» TASK REQUIREMENTS
Would you retype all of these records exactly?

****

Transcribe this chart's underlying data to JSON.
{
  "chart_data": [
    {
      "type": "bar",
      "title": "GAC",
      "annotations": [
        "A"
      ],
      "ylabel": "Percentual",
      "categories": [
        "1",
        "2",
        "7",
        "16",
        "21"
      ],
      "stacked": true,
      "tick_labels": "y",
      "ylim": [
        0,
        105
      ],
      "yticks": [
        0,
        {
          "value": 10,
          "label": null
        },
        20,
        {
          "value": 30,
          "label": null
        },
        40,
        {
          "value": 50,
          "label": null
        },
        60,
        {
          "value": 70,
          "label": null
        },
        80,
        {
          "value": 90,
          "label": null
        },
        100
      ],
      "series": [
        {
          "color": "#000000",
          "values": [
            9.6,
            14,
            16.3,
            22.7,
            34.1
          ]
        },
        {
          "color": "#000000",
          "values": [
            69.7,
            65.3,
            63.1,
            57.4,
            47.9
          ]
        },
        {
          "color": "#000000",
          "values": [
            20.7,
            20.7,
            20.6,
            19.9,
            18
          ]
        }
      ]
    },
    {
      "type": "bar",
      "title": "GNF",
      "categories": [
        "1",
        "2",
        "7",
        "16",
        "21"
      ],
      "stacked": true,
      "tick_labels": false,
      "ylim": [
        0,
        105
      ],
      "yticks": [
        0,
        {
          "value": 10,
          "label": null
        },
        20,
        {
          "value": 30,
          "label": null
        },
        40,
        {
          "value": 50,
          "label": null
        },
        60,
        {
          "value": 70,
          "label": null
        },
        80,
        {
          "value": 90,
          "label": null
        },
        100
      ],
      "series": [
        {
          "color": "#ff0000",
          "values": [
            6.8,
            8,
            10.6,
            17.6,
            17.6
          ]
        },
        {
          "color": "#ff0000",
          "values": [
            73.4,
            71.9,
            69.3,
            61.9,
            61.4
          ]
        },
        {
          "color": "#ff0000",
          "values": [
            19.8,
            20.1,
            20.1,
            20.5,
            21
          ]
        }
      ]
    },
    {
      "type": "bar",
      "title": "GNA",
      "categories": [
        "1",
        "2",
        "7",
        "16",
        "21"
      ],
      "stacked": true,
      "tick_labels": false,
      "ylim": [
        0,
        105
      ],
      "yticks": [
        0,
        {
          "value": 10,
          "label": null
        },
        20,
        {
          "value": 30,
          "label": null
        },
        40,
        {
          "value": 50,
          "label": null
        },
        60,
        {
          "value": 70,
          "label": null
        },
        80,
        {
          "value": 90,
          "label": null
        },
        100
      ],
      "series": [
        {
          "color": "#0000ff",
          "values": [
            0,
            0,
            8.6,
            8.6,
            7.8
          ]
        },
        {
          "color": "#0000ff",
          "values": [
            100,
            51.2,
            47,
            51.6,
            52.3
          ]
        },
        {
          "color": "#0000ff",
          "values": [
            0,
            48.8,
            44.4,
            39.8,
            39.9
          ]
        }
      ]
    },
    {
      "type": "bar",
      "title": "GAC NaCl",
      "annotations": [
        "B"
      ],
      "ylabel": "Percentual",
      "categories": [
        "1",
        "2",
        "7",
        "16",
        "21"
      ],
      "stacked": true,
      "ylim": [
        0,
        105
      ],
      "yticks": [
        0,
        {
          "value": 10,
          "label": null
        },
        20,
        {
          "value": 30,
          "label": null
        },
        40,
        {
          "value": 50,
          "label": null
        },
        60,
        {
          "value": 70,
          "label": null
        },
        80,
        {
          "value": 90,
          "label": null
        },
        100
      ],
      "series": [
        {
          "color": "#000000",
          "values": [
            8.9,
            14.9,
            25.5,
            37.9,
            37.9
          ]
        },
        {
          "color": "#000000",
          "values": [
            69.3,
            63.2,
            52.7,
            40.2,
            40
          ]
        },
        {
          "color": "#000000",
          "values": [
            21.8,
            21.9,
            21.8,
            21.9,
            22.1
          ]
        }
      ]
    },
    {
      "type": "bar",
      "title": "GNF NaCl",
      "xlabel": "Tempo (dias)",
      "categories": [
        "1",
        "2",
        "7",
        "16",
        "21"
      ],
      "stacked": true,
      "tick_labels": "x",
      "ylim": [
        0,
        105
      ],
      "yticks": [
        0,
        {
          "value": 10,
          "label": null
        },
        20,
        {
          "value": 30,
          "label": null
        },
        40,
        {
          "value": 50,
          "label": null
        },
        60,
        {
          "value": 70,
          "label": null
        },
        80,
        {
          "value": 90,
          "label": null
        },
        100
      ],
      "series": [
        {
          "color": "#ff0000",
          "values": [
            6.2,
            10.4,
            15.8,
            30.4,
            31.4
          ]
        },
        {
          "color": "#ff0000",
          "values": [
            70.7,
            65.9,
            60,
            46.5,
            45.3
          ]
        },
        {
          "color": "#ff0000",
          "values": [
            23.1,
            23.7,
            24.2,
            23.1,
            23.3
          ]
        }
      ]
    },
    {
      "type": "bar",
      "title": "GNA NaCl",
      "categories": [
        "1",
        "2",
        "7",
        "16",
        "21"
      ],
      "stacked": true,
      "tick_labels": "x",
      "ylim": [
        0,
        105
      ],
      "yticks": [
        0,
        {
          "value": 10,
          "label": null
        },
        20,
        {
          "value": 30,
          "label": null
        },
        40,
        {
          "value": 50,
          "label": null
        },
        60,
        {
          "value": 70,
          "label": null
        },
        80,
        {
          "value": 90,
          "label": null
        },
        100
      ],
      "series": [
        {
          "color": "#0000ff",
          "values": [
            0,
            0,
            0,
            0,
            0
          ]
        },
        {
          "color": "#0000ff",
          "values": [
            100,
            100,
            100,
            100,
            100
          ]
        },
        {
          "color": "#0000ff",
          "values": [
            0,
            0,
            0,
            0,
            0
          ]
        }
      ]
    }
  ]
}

****

» THE REPLY
Transcribe this chart's underlying data to JSON.
{
  "chart_data": [
    {
      "type": "bar",
      "title": "GAC",
      "annotations": [
        "A"
      ],
      "ylabel": "Percentual",
      "categories": [
        "1",
        "2",
        "7",
        "16",
        "21"
      ],
      "stacked": true,
      "tick_labels": "y",
      "ylim": [
        0,
        105
      ],
      "yticks": [
        0,
        {
          "value": 10,
          "label": null
        },
        20,
        {
          "value": 30,
          "label": null
        },
        40,
        {
          "value": 50,
          "label": null
        },
        60,
        {
          "value": 70,
          "label": null
        },
        80,
        {
          "value": 90,
          "label": null
        },
        100
      ],
      "series": [
        {
          "color": "#000000",
          "values": [
            9.6,
            14,
            16.3,
            22.7,
            34.1
          ]
        },
        {
          "color": "#000000",
          "values": [
            69.7,
            65.3,
            63.1,
            57.4,
            47.9
          ]
        },
        {
          "color": "#000000",
          "values": [
            20.7,
            20.7,
            20.6,
            19.9,
            18
          ]
        }
      ]
    },
    {
      "type": "bar",
      "title": "GNF",
      "categories": [
        "1",
        "2",
        "7",
        "16",
        "21"
      ],
      "stacked": true,
      "tick_labels": false,
      "ylim": [
        0,
        105
      ],
      "yticks": [
        0,
        {
          "value": 10,
          "label": null
        },
        20,
        {
          "value": 30,
          "label": null
        },
        40,
        {
          "value": 50,
          "label": null
        },
        60,
        {
          "value": 70,
          "label": null
        },
        80,
        {
          "value": 90,
          "label": null
        },
        100
      ],
      "series": [
        {
          "color": "#ff0000",
          "values": [
            6.8,
            8,
            10.6,
            17.6,
            17.6
          ]
        },
        {
          "color": "#ff0000",
          "values": [
            73.4,
            71.9,
            69.3,
            61.9,
            61.4
          ]
        },
        {
          "color": "#ff0000",
          "values": [
            19.8,
            20.1,
            20.1,
            20.5,
            21
          ]
        }
      ]
    },
    {
      "type": "bar",
      "title": "GNA",
      "categories": [
        "1",
        "2",
        "7",
        "16",
        "21"
      ],
      "stacked": true,
      "tick_labels": false,
      "ylim": [
        0,
        105
      ],
      "yticks": [
        0,
        {
          "value": 10,
          "label": null
        },
        20,
        {
          "value": 30,
          "label": null
        },
        40,
        {
          "value": 50,
          "label": null
        },
        60,
        {
          "value": 70,
          "label": null
        },
        80,
        {
          "value": 90,
          "label": null
        },
        100
      ],
      "series": [
        {
          "color": "#0000ff",
          "values": [
            0,
            0,
            8.6,
            8.6,
            7.8
          ]
        },
        {
          "color": "#0000ff",
          "values": [
            100,
            51.2,
            47,
            51.6,
            52.3
          ]
        },
        {
          "color": "#0000ff",
          "values": [
            0,
            48.8,
            44.4,
            39.8,
            39.9
          ]
        }
      ]
    },
    {
      "type": "bar",
      "title": "GAC NaCl",
      "annotations": [
        "B"
      ],
      "ylabel": "Percentual",
      "categories": [
        "1",
        "2",
        "7",
        "16",
        "21"
      ],
      "stacked": true,
      "ylim": [
        0,
        105
      ],
      "yticks": [
        0,
        {
          "value": 10,
          "label": null
        },
        20,
        {
          "value": 30,
          "label": null
        },
        40,
        {
          "value": 50,
          "label": null
        },
        60,
        {
          "value": 70,
          "label": null
        },
        80,
        {
          "value": 90,
          "label": null
        },
        100
      ],
      "series": [
        {
          "color": "#000000",
          "values": [
            8.9,
            14.9,
            25.5,
            37.9,
            37.9
          ]
        },
        {
          "color": "#000000",
          "values": [
            69.3,
            63.2,
            52.7,
            40.2,
            40
          ]
        },
        {
          "color": "#000000",
          "values": [
            21.8,
            21.9,
            21.8,
            21.9,
            22.1
          ]
        }
      ]
    },
    {
      "type": "bar",
      "title": "GNF NaCl",
      "xlabel": "Tempo (dias)",
      "categories": [
        "1",
        "2",
        "7",
        "16",
        "21"
      ],
      "stacked": true,
      "tick_labels": "x",
      "ylim": [
        0,
        105
      ],
      "yticks": [
        0,
        {
          "value": 10,
          "label": null
        },
        20,
        {
          "value": 30,
          "label": null
        },
        40,
        {
          "value": 50,
          "label": null
        },
        60,
        {
          "value": 70,
          "label": null
        },
        80,
        {
          "value": 90,
          "label": null
        },
        100
      ],
      "series": [
        {
          "color": "#ff0000",
          "values": [
            6.2,
            10.4,
            15.8,
            30.4,
            31.4
          ]
        },
        {
          "color": "#ff0000",
          "values": [
            70.7,
            65.9,
            60,
            46.5,
            45.3
          ]
        },
        {
          "color": "#ff0000",
          "values": [
            23.1,
            23.7,
            24.2,
            23.1,
            23.3
          ]
        }
      ]
    },
    {
      "type": "bar",
      "title": "GNA NaCl",
      "categories": [
        "1",
        "2",
        "7",
        "16",
        "21"
      ],
      "stacked": true,
      "tick_labels": "x",
      "ylim": [
        0,
        105
      ],
      "yticks": [
        0,
        {
          "value": 10,
          "label": null
        },
        20,
        {
          "value": 30,
          "label": null
        },
        40,
        {
          "value": 50,
          "label": null
        },
        60,
        {
          "value": 70,
          "label": null
        },
        80,
        {
          "value": 90,
          "label": null
        },
        100
      ],
      "series": [
        {
          "color": "#0000ff",
          "values": [
            0,
            0,
            0,
            0,
            0
          ]
        },
        {
          "color": "#0000ff",
          "values": [
            100,
            100,
            100,
            100,
            100
          ]
        },
        {
          "color": "#0000ff",
          "values": [
            0,
            0,
            0,
            0,
            0
          ]
        }
      ]
    }
  ]
}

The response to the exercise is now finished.